-- BEGIN ENTRIES --

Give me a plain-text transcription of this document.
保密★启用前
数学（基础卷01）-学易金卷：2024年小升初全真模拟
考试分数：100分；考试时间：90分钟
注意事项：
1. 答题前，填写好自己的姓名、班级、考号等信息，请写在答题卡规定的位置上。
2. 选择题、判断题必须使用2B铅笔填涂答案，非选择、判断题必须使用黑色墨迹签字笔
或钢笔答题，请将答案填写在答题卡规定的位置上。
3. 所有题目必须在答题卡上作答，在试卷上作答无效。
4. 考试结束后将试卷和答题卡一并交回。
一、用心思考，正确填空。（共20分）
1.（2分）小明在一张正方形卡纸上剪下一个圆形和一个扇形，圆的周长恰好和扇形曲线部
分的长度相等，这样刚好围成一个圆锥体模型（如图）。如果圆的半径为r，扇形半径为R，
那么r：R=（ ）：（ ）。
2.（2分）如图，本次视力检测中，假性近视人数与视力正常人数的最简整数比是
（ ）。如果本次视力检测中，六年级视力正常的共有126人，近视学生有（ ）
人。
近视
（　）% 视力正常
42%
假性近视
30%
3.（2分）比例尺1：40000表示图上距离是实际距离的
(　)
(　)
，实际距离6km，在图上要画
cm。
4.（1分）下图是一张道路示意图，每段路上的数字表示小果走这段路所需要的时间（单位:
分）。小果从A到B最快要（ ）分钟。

-- END ENTRIES --

YOUR INSTRUCTIONS: Repeat all the entries word for word.

RESPONSE TO THIS EXERCISE:
Give me a plain-text transcription of this document.
保密★启用前
数学（基础卷01）-学易金卷：2024年小升初全真模拟
考试分数：100分；考试时间：90分钟
注意事项：
1. 答题前，填写好自己的姓名、班级、考号等信息，请写在答题卡规定的位置上。
2. 选择题、判断题必须使用2B铅笔填涂答案，非选择、判断题必须使用黑色墨迹签字笔
或钢笔答题，请将答案填写在答题卡规定的位置上。
3. 所有题目必须在答题卡上作答，在试卷上作答无效。
4. 考试结束后将试卷和答题卡一并交回。
一、用心思考，正确填空。（共20分）
1.（2分）小明在一张正方形卡纸上剪下一个圆形和一个扇形，圆的周长恰好和扇形曲线部
分的长度相等，这样刚好围成一个圆锥体模型（如图）。如果圆的半径为r，扇形半径为R，
那么r：R=（ ）：（ ）。
2.（2分）如图，本次视力检测中，假性近视人数与视力正常人数的最简整数比是
（ ）。如果本次视力检测中，六年级视力正常的共有126人，近视学生有（ ）
人。
近视
（　）% 视力正常
42%
假性近视
30%
3.（2分）比例尺1：40000表示图上距离是实际距离的
(　)
(　)
，实际距离6km，在图上要画
cm。
4.（1分）下图是一张道路示意图，每段路上的数字表示小果走这段路所需要的时间（单位:
分）。小果从A到B最快要（ ）分钟。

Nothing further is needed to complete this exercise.